◆ **Records for the exercise**:
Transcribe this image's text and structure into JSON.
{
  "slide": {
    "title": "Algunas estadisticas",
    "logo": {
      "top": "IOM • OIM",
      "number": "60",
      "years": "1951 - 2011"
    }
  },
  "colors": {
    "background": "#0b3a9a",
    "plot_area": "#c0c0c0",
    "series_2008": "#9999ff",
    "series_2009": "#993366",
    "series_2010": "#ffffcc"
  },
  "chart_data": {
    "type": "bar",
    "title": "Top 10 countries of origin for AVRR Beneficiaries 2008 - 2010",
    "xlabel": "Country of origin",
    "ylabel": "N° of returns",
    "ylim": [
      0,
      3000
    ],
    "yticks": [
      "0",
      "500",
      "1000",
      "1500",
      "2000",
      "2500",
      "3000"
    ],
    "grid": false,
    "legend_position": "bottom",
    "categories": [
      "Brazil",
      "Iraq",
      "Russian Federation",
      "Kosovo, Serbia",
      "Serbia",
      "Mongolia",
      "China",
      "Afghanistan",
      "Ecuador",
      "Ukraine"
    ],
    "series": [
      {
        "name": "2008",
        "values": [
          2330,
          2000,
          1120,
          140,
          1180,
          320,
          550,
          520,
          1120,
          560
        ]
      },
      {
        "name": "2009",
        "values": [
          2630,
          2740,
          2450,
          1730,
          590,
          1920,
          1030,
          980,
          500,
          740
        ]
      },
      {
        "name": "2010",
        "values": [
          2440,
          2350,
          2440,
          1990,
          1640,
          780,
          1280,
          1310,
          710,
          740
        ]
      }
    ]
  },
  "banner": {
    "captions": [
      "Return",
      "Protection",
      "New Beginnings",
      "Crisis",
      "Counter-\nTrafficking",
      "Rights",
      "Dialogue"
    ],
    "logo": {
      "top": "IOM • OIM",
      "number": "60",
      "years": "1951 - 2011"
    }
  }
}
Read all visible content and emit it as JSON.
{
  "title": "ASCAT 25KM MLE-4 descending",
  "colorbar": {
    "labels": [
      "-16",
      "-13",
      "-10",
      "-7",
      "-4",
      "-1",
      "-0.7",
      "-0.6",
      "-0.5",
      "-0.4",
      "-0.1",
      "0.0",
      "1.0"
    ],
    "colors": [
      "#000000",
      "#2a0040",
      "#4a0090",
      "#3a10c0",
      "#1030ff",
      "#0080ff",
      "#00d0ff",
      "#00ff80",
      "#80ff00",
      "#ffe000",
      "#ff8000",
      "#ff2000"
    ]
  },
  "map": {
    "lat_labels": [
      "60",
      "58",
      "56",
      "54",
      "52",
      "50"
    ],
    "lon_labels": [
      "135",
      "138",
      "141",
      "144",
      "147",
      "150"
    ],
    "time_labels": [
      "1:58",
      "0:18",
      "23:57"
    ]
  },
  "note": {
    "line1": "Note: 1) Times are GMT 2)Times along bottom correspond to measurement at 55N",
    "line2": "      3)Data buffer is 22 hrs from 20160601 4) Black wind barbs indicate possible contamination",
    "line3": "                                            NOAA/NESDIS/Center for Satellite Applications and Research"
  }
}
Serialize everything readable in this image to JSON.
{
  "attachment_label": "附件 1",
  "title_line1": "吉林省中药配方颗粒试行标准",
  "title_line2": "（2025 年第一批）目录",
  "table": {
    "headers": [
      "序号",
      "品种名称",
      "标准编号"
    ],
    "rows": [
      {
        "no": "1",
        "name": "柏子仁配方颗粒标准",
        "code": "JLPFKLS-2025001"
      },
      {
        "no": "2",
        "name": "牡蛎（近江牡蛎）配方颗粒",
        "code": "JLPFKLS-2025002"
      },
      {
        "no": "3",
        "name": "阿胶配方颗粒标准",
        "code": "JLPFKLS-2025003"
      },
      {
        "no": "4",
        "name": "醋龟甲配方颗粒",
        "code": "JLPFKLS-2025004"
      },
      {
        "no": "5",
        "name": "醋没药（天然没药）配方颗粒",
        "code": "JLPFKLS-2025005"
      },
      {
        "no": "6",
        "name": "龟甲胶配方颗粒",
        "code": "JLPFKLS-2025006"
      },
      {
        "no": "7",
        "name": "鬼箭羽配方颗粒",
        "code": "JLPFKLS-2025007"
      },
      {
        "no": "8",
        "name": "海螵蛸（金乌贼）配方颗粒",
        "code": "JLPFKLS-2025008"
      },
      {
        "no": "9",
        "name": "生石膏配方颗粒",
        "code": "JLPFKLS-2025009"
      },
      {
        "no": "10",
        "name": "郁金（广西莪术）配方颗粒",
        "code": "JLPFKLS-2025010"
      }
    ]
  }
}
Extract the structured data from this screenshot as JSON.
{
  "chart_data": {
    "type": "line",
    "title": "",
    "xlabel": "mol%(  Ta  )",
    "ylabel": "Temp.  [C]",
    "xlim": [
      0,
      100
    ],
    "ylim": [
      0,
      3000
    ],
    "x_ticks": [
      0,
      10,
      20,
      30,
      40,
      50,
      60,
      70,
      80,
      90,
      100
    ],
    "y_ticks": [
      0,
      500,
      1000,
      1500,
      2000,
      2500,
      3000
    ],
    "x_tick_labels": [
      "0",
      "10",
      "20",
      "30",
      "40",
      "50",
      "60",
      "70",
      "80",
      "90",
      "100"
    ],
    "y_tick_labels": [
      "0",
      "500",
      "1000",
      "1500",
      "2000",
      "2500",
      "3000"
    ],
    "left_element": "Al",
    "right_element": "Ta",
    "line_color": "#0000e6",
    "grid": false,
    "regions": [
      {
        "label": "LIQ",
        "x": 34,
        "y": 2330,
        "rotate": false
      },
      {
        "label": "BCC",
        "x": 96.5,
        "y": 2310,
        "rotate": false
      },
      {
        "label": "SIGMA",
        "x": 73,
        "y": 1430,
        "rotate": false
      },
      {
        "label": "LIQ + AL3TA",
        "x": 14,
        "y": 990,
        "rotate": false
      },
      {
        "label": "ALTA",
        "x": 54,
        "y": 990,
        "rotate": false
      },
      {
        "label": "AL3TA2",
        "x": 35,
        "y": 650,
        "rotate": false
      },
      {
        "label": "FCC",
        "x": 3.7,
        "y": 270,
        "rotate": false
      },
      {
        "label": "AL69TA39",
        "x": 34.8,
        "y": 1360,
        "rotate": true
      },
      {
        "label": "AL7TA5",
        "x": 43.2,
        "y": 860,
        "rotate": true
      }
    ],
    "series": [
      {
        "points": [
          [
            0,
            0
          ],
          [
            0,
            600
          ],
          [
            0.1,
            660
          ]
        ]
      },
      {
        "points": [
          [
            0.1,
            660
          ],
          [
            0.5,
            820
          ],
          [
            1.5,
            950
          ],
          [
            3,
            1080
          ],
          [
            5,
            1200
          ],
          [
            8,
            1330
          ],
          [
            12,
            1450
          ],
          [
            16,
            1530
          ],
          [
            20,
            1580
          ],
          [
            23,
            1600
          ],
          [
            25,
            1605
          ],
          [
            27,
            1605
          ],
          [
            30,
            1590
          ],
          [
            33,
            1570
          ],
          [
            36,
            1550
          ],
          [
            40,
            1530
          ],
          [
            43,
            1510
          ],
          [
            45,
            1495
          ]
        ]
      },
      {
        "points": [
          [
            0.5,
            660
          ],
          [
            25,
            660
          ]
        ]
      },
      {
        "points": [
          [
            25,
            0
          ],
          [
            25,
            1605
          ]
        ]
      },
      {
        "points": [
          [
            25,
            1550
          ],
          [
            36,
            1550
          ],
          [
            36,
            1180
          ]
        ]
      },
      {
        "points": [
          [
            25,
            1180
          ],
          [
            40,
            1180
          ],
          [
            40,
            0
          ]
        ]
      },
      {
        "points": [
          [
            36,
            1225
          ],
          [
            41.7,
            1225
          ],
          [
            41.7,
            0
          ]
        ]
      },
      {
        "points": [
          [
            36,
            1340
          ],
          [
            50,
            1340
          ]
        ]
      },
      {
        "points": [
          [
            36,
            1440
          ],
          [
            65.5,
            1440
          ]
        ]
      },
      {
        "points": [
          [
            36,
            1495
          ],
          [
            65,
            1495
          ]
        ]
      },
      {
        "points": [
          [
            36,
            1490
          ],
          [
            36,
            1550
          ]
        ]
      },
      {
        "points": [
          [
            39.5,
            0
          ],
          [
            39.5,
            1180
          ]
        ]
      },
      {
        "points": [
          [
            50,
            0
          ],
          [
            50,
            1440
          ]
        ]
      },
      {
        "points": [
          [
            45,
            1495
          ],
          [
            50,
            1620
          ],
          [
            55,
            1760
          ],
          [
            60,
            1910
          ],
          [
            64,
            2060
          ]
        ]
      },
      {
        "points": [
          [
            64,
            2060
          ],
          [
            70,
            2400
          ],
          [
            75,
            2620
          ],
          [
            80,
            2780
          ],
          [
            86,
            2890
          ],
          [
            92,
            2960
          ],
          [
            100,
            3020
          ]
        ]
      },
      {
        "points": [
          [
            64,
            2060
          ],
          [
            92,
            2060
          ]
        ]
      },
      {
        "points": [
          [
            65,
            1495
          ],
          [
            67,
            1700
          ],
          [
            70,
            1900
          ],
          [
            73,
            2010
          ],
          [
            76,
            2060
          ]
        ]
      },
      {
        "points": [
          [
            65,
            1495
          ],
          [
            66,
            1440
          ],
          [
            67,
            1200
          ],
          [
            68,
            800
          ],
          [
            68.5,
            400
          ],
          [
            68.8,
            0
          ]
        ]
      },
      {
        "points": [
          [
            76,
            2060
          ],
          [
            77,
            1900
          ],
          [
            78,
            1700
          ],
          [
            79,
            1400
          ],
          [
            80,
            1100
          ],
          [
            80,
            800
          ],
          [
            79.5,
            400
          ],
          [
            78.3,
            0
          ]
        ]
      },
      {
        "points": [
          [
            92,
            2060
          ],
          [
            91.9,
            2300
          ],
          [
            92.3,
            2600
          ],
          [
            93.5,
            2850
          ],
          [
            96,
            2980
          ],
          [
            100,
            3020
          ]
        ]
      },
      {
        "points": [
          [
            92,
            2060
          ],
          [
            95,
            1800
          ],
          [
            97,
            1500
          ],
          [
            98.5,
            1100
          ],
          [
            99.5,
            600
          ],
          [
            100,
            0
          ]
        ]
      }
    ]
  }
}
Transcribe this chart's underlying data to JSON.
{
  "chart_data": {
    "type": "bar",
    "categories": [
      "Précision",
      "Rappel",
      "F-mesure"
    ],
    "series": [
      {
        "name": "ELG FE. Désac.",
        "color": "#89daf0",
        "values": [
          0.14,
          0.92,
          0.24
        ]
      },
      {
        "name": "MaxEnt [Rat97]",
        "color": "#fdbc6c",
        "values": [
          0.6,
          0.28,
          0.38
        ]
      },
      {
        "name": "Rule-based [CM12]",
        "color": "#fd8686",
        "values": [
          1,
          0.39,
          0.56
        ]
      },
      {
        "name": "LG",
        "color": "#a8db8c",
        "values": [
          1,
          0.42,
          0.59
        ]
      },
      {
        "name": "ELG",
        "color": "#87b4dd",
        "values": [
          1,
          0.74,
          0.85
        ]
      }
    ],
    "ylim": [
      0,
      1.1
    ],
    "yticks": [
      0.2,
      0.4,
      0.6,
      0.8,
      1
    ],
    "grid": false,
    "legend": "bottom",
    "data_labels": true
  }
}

◆ **Stated goal**: Give the number of lines in the listing above that hold the string "origin", with nothing else.

◆ **Full answer**: 2